__Problem statement__. Extract all lines containing "this".

__Exercise materials__.
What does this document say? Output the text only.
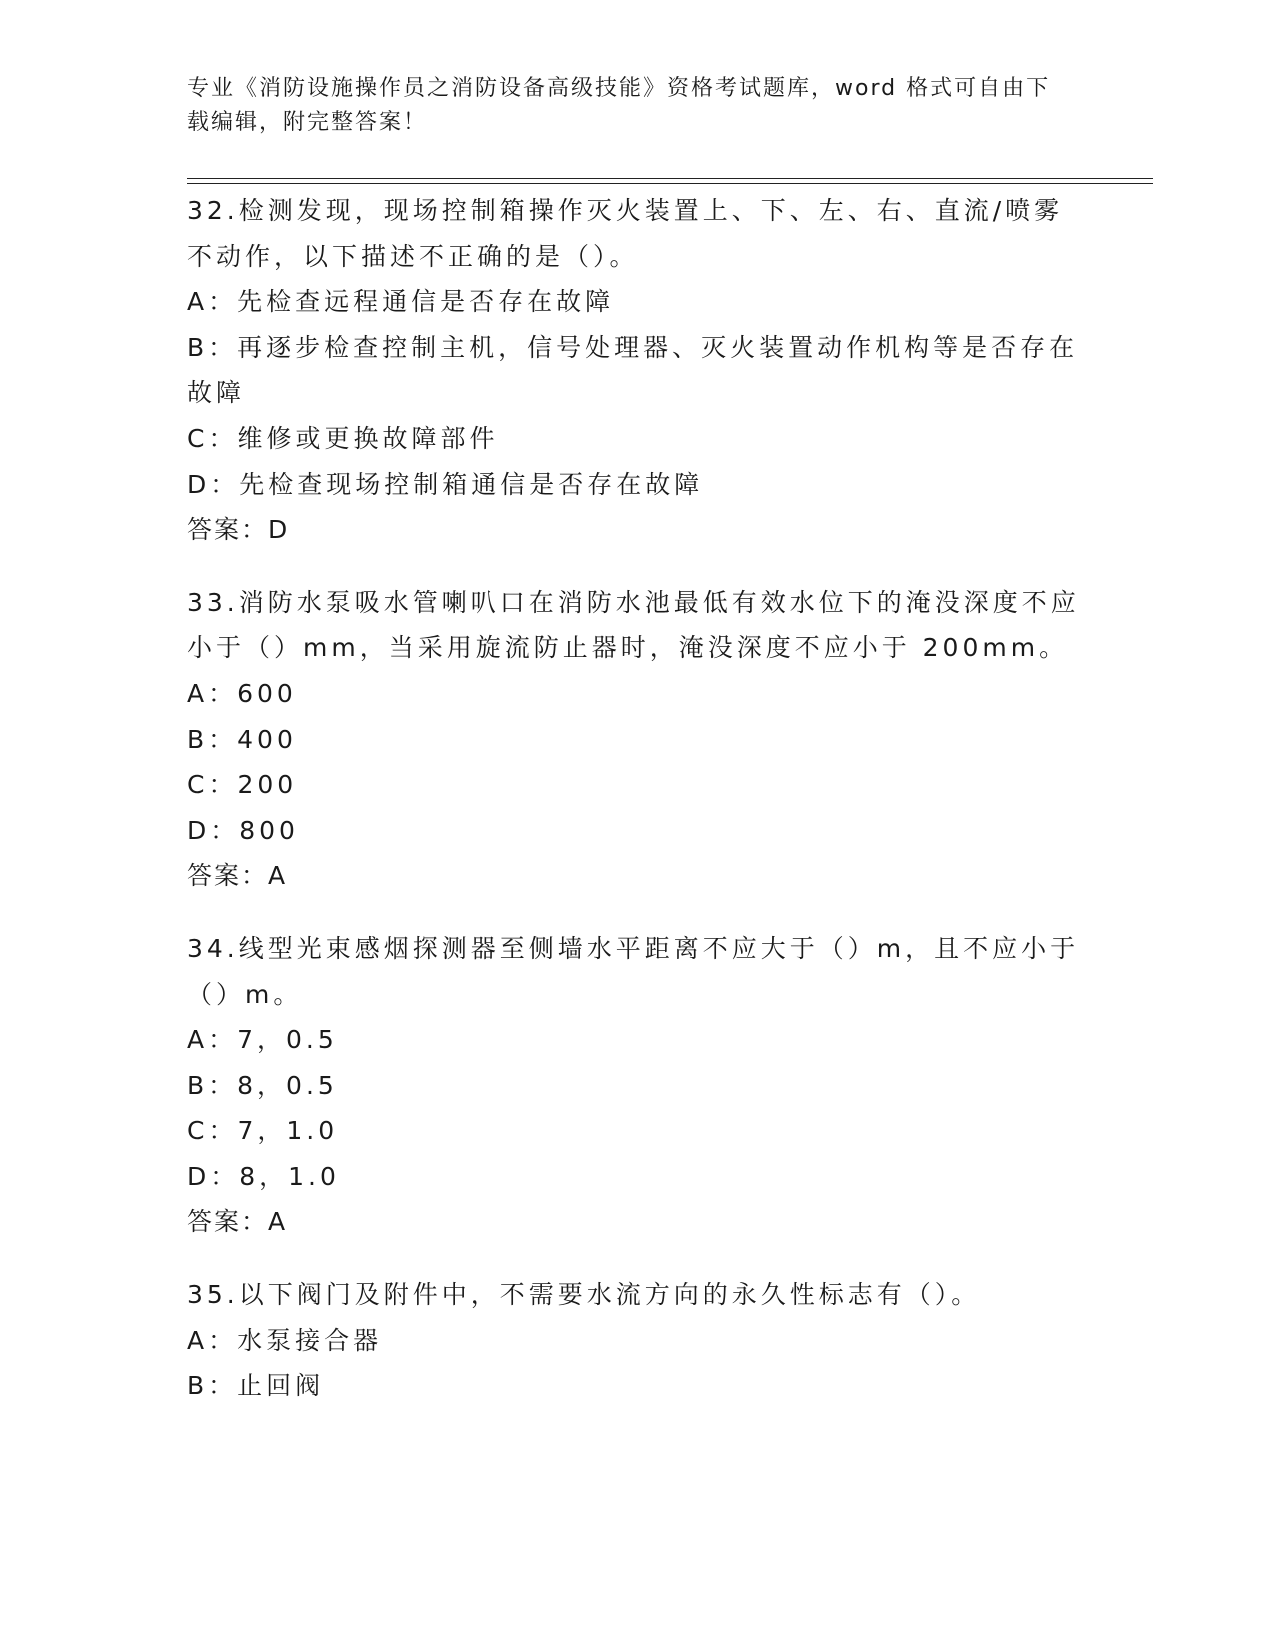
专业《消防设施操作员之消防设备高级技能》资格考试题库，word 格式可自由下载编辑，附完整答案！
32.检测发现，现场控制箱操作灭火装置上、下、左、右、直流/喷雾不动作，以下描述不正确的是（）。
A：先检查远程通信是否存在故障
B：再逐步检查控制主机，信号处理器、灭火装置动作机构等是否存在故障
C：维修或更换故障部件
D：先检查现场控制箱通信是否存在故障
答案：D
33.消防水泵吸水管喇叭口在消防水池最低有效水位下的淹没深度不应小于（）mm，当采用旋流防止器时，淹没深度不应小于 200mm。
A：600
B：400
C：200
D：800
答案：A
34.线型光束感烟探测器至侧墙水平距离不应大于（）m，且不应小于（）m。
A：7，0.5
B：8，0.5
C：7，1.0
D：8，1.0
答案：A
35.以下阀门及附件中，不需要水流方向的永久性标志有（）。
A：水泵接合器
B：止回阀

---

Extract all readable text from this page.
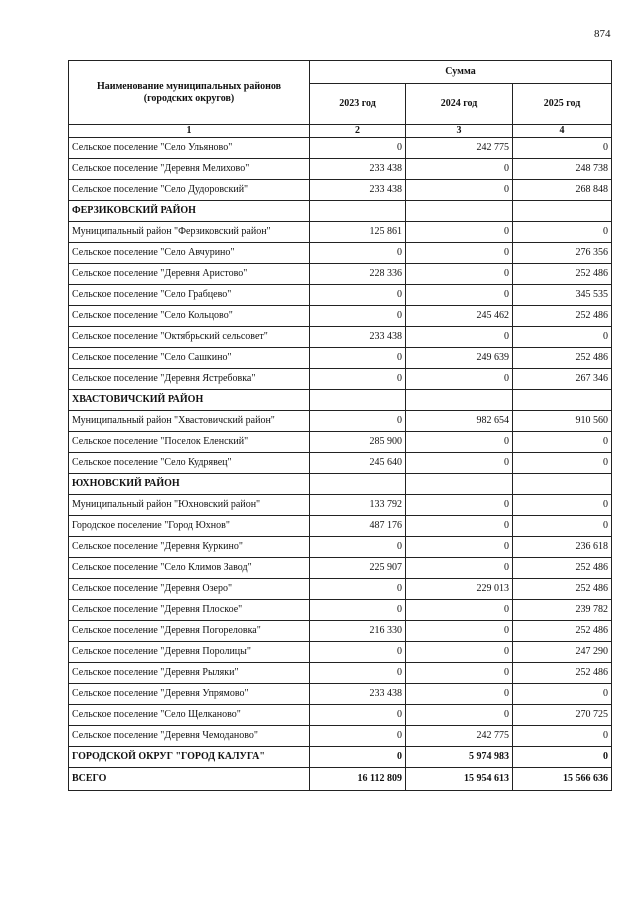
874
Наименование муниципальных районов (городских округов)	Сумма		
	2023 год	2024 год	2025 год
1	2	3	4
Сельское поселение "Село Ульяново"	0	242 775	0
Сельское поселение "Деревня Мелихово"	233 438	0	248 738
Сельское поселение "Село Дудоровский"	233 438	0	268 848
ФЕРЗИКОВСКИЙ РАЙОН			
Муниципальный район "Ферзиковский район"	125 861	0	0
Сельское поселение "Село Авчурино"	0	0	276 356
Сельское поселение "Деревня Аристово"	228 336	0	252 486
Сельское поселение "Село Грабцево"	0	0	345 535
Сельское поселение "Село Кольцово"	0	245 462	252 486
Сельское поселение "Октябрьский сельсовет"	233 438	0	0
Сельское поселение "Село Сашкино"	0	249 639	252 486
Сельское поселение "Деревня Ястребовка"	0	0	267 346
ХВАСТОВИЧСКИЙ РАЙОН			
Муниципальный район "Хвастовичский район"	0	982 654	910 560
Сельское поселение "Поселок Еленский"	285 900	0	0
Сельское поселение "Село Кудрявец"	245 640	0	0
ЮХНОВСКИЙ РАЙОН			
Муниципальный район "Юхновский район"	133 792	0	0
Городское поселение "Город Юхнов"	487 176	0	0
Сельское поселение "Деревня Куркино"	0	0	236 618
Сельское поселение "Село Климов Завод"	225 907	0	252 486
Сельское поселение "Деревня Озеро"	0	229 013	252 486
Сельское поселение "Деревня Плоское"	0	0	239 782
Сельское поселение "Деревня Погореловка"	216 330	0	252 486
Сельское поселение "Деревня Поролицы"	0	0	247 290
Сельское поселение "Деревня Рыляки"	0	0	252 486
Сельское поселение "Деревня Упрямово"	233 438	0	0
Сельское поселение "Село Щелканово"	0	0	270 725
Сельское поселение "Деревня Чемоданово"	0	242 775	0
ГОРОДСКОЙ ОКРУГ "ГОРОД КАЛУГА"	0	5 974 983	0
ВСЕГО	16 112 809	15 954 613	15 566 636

__Full response__.
What does this document say? Output the text only.
Extract all readable text from this page.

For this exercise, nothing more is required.